#### What to produce:
Transcribe the data in full and exactly, omitting any pictures.

#### Dataset records:
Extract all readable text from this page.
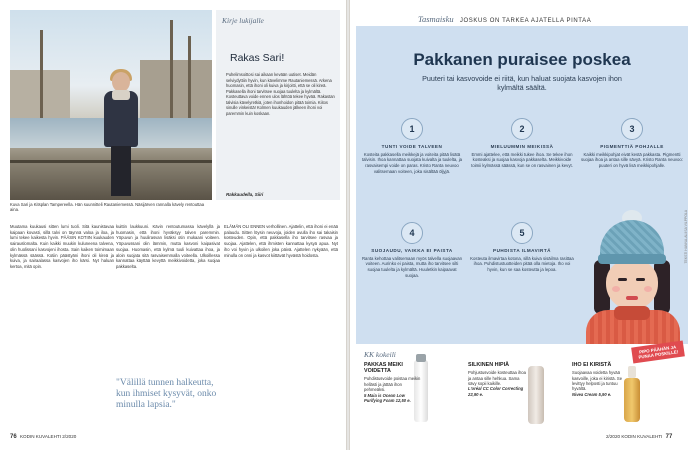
Kuva Sari ja Kitsplan Tampereella. Hän suunnitteli Rautaniemessä. Näsijärven rannalla kävely rentouttaa aina.
Kirje lukijalle
Rakas Sari!
Puhelimsoittosi sai aikaan kevään uutiset. Meidän selviydyttiin hyvin, kun kävelimme Rautaniemessä. Arkena huomasin, että ihoni oli kuiva ja kirjoitti, että se oli kireä. Pakkasella ihoni tarvitsee suojaa tuulelta ja kylmältä. Kosteuttava voide ennen ulos lähtöä tekee hyvää. Rakastan talvisia kävelyretkiä, joten ihonhoidon pitää toimia. Kiitos sinulle vinkeistä! Kolmen kuukauden jälkeen ihoni voi paremmin kuin koskaan.
Rakkaudella, Siiri
Muutama kuukausi sitten lumi tuoli. Sitä kaunistavaa kaipaan kovasti, sillä talvi on täynnä valoa ja iloa, ja lumi tekee kaikesta hyvin. PÄÄSIN KOTIIN kuukauden sairauslomalta. Kuin kaikki muukin kuluneena talvena, olin huolissani kasvojeni ihosta. Sain kaiken toimimaan kylmässä säässä. Kotiin päästyäni ihoni oli kireä ja kuiva, ja sairaalassa kasvojen iho kärsi. Nyt haluan kertoa, mitä opin.
kuittin laukkuuni. Kävin rentoutumassa kävelyllä ja huomasin, että ihoni hyväksyy talven paremmin. Yöpuvun ja huulirasvan lisäksi otin mukaani voiteen. Yöpuvussani olin lämmin, mutta kasvoni kaipasivat suojaa. Huomasin, että kylmä tuuli kuivattaa ihoa, ja aloin suojata sitä rasvaisemmalla voiteella. Ulkoillessa kannattaa käyttää kevyttä meikkivoidetta, joka suojaa pakkaselta.
ELÄMÄN OLI ENNEN verhollinen. Ajattelin, että ihoni ei enää palaudu. Sitten löysin neuvoja, joiden avulla iho sai takaisin kosteuden. Opin, että pakkasella iho tarvitsee rasvaa ja suojaa. Ajattelen, että ihmisten kannattaa kysyä apua. Nyt iho voi hyvin ja ulkoilen joka päivä. Ajattelen nykyään, että minulla on onni ja kasvot kiittävät hyvästä hoidosta.
"Välillä tunnen halkeutta, kun ihmiset kysyvät, onko minulla lapsia."
76 KODIN KUVALEHTI 2/2020
Tasmaisku JOSKUS ON TARKEA AJATELLA PINTAA
Pakkanen puraisee poskea
Puuteri tai kasvovoide ei riitä, kun haluat suojata kasvojen ihon kylmältä säältä.
1
TUNTI VOIDE TALVEEN
Kosteita pakkasella meikkejä ja voiteita pitää lisätä talvisin. Ihoa kannattaa suojata kuivalta ja tuulelta, ja rasvaisempi voide on paras. Kristo Ranta neuvoo valitsemaan voiteen, joka sisältää öljyjä.
2
MIELUUMMIN MEIKISSÄ
Emmi ajattelee, että meikki tukee ihoa. Se tekee ihon kosteaksi ja suojaa kasvoja pakkaselta. Meikkivoide toimii kylmässä säässä, kun se on rasvainen ja kevyt.
3
PIGMENTTIÄ POHJALLE
Kaikki meikkipohjat eivät kestä pakkasta. Pigmentti suojaa ihoa ja antaa sille sävyä. Kristo Ranta neuvoo: puuteri on hyvä lisä meikkipohjalle.
4
SUOJAUDU, VAIKKA EI PAISTA
Ranta kehottaa valitsemaan myös talvella suojaavan voiteen. Aurinko ei paista, mutta iho tarvitsee silti suojaa tuulelta ja kylmältä. Huuletkin kaipaavat suojaa.
5
PUHDISTA ILMAVIRTÄ
Kosteuta ilmavirtaa kotona, sillä kuiva sisäilma rasittaa ihoa. Puhdistustuotteiden pitää olla mietoja. Iho voi hyvin, kun se saa kosteutta ja lepoa.
TEKSTI HANNA-ALIISA VILPPOLA
PIPO PÄÄHÄN JA PUNAA POSKILLE!
KK kokeili
PAKKAS MEIKI VOIDETTA
Puhdistusvoide poistaa meikin hellästi ja jättää ihon pehmeäksi.
5 Maia is Ocean Low Purifying Foam 12,50 e.
SILKINEN HIPIÄ
Pohjustusvoide kosteuttaa ihoa ja antaa sille hehkua. Sama sävy sopii kaikille.
L'oréal CC Color Correcting 22,90 e.
IHO EI KIRISTÄ
Suojaavaa voidetta hyvää kasvoille, joka ei kiristä. Se levittyy helposti ja tuntuu hyvältä.
Nivea Cream 5,90 e.
2/2020 KODIN KUVALEHTI 77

#### Written reply:
Extract all readable text from this page.
Kuva Sari ja Kitsplan Tampereella. Hän suunnitteli Rautaniemessä. Näsijärven rannalla kävely rentouttaa aina.
Kirje lukijalle
Rakas Sari!
Puhelimsoittosi sai aikaan kevään uutiset. Meidän selviydyttiin hyvin, kun kävelimme Rautaniemessä. Arkena huomasin, että ihoni oli kuiva ja kirjoitti, että se oli kireä. Pakkasella ihoni tarvitsee suojaa tuulelta ja kylmältä. Kosteuttava voide ennen ulos lähtöä tekee hyvää. Rakastan talvisia kävelyretkiä, joten ihonhoidon pitää toimia. Kiitos sinulle vinkeistä! Kolmen kuukauden jälkeen ihoni voi paremmin kuin koskaan.
Rakkaudella, Siiri
Muutama kuukausi sitten lumi tuoli. Sitä kaunistavaa kaipaan kovasti, sillä talvi on täynnä valoa ja iloa, ja lumi tekee kaikesta hyvin. PÄÄSIN KOTIIN kuukauden sairauslomalta. Kuin kaikki muukin kuluneena talvena, olin huolissani kasvojeni ihosta. Sain kaiken toimimaan kylmässä säässä. Kotiin päästyäni ihoni oli kireä ja kuiva, ja sairaalassa kasvojen iho kärsi. Nyt haluan kertoa, mitä opin.
kuittin laukkuuni. Kävin rentoutumassa kävelyllä ja huomasin, että ihoni hyväksyy talven paremmin. Yöpuvun ja huulirasvan lisäksi otin mukaani voiteen. Yöpuvussani olin lämmin, mutta kasvoni kaipasivat suojaa. Huomasin, että kylmä tuuli kuivattaa ihoa, ja aloin suojata sitä rasvaisemmalla voiteella. Ulkoillessa kannattaa käyttää kevyttä meikkivoidetta, joka suojaa pakkaselta.
ELÄMÄN OLI ENNEN verhollinen. Ajattelin, että ihoni ei enää palaudu. Sitten löysin neuvoja, joiden avulla iho sai takaisin kosteuden. Opin, että pakkasella iho tarvitsee rasvaa ja suojaa. Ajattelen, että ihmisten kannattaa kysyä apua. Nyt iho voi hyvin ja ulkoilen joka päivä. Ajattelen nykyään, että minulla on onni ja kasvot kiittävät hyvästä hoidosta.
"Välillä tunnen halkeutta, kun ihmiset kysyvät, onko minulla lapsia."
76 KODIN KUVALEHTI 2/2020
Tasmaisku JOSKUS ON TARKEA AJATELLA PINTAA
Pakkanen puraisee poskea
Puuteri tai kasvovoide ei riitä, kun haluat suojata kasvojen ihon kylmältä säältä.
1
TUNTI VOIDE TALVEEN
Kosteita pakkasella meikkejä ja voiteita pitää lisätä talvisin. Ihoa kannattaa suojata kuivalta ja tuulelta, ja rasvaisempi voide on paras. Kristo Ranta neuvoo valitsemaan voiteen, joka sisältää öljyjä.
2
MIELUUMMIN MEIKISSÄ
Emmi ajattelee, että meikki tukee ihoa. Se tekee ihon kosteaksi ja suojaa kasvoja pakkaselta. Meikkivoide toimii kylmässä säässä, kun se on rasvainen ja kevyt.
3
PIGMENTTIÄ POHJALLE
Kaikki meikkipohjat eivät kestä pakkasta. Pigmentti suojaa ihoa ja antaa sille sävyä. Kristo Ranta neuvoo: puuteri on hyvä lisä meikkipohjalle.
4
SUOJAUDU, VAIKKA EI PAISTA
Ranta kehottaa valitsemaan myös talvella suojaavan voiteen. Aurinko ei paista, mutta iho tarvitsee silti suojaa tuulelta ja kylmältä. Huuletkin kaipaavat suojaa.
5
PUHDISTA ILMAVIRTÄ
Kosteuta ilmavirtaa kotona, sillä kuiva sisäilma rasittaa ihoa. Puhdistustuotteiden pitää olla mietoja. Iho voi hyvin, kun se saa kosteutta ja lepoa.
TEKSTI HANNA-ALIISA VILPPOLA
PIPO PÄÄHÄN JA PUNAA POSKILLE!
KK kokeili
PAKKAS MEIKI VOIDETTA
Puhdistusvoide poistaa meikin hellästi ja jättää ihon pehmeäksi.
5 Maia is Ocean Low Purifying Foam 12,50 e.
SILKINEN HIPIÄ
Pohjustusvoide kosteuttaa ihoa ja antaa sille hehkua. Sama sävy sopii kaikille.
L'oréal CC Color Correcting 22,90 e.
IHO EI KIRISTÄ
Suojaavaa voidetta hyvää kasvoille, joka ei kiristä. Se levittyy helposti ja tuntuu hyvältä.
Nivea Cream 5,90 e.
2/2020 KODIN KUVALEHTI 77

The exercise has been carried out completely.